### Task objective
Of all the lines in the material, how many include the word "ipſius"? Give only the number.

### Dataset entries
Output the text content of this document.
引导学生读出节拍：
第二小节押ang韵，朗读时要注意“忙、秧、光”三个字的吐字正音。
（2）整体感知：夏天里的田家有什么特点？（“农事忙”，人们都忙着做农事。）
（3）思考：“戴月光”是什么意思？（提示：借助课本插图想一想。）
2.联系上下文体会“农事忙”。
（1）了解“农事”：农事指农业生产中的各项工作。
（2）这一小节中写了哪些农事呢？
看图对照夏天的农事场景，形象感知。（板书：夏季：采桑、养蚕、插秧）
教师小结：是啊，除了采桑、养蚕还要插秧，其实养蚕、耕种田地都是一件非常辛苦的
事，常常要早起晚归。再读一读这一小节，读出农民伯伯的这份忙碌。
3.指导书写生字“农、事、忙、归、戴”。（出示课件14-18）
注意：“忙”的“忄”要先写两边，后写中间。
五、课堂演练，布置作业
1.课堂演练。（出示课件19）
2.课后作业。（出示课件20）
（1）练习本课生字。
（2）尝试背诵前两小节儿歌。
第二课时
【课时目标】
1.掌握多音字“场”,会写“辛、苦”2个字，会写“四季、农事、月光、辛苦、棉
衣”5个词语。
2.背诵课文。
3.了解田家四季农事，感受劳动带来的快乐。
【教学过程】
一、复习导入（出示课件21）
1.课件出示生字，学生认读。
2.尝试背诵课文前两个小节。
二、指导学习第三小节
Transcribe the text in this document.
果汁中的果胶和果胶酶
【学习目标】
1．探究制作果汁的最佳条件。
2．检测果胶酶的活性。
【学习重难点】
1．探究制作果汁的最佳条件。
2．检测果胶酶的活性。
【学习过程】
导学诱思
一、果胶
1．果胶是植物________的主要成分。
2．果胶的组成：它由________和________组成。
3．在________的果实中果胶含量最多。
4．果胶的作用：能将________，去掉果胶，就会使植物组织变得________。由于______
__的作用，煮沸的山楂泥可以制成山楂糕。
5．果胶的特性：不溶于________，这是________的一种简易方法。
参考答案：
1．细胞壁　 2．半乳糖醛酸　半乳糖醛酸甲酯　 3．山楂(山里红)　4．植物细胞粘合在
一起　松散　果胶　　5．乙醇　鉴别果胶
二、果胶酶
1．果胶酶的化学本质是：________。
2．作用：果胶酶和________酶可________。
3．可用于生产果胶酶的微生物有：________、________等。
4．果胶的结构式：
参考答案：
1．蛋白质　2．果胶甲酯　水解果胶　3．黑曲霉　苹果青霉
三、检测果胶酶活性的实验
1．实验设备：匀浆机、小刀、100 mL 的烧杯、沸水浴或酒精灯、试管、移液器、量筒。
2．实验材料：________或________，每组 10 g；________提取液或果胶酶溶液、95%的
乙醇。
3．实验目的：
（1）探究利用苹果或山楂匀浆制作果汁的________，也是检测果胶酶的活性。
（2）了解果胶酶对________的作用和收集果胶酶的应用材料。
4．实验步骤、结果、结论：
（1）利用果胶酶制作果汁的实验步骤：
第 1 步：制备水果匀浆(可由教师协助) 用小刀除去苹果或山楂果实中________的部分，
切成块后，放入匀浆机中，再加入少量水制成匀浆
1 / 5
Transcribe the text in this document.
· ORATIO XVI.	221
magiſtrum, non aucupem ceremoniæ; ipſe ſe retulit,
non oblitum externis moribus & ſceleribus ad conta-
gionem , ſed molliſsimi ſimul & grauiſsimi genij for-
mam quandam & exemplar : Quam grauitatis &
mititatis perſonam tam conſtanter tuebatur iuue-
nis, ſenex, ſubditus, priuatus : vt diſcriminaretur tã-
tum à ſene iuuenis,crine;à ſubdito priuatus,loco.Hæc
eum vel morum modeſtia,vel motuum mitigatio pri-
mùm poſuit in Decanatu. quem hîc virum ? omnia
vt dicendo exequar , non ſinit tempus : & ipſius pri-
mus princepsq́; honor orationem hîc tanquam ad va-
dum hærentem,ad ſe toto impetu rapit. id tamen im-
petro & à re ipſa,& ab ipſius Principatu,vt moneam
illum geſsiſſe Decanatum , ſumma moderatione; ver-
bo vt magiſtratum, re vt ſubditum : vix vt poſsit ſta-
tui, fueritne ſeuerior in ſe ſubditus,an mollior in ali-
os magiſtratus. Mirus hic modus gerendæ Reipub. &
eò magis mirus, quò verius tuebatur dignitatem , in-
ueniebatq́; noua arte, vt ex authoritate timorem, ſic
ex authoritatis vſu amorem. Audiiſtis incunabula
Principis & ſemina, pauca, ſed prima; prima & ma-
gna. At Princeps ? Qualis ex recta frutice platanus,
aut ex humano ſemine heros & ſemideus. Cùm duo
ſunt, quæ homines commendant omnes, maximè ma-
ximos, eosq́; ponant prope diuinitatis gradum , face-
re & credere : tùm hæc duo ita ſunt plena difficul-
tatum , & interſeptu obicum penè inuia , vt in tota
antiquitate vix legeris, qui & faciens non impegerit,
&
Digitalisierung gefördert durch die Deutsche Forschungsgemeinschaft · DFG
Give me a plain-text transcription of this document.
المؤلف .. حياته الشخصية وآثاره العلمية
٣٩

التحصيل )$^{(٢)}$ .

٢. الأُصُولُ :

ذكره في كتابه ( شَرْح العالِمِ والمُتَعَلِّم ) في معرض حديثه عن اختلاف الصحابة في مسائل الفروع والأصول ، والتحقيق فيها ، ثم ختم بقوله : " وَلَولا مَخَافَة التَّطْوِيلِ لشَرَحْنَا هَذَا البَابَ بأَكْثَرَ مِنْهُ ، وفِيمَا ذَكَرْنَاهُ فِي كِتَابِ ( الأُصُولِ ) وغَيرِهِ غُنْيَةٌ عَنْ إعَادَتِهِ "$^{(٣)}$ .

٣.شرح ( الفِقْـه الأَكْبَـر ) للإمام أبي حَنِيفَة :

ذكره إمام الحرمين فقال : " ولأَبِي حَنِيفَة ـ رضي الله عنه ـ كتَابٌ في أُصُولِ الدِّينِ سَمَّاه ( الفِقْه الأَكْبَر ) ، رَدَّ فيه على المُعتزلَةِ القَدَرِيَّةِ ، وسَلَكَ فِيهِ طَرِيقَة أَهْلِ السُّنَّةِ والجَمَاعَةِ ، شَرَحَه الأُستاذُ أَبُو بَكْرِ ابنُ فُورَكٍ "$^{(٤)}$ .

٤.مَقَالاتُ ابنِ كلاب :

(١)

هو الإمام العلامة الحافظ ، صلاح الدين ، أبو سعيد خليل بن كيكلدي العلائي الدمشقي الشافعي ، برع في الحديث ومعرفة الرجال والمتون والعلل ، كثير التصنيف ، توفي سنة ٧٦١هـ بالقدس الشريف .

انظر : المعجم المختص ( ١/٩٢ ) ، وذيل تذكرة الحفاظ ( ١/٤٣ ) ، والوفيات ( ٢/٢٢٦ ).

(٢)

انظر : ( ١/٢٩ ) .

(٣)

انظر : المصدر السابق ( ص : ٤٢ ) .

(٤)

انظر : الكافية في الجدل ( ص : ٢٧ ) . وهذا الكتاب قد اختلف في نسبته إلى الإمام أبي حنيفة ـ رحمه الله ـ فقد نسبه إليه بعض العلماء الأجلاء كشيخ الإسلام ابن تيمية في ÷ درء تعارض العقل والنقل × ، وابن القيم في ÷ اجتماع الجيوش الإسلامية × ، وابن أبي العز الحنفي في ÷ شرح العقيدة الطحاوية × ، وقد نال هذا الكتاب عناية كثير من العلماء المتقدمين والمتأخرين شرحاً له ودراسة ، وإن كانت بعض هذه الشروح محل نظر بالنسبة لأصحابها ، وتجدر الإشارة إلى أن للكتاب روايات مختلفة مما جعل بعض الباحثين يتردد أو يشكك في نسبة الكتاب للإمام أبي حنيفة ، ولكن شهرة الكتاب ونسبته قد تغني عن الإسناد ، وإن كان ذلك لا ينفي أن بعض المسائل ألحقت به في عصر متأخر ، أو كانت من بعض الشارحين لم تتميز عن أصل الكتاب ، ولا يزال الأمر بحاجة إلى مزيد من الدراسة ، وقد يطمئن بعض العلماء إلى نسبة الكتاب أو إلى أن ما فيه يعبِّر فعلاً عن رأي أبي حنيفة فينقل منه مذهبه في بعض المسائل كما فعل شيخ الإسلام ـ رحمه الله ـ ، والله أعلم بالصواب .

### Correct output
2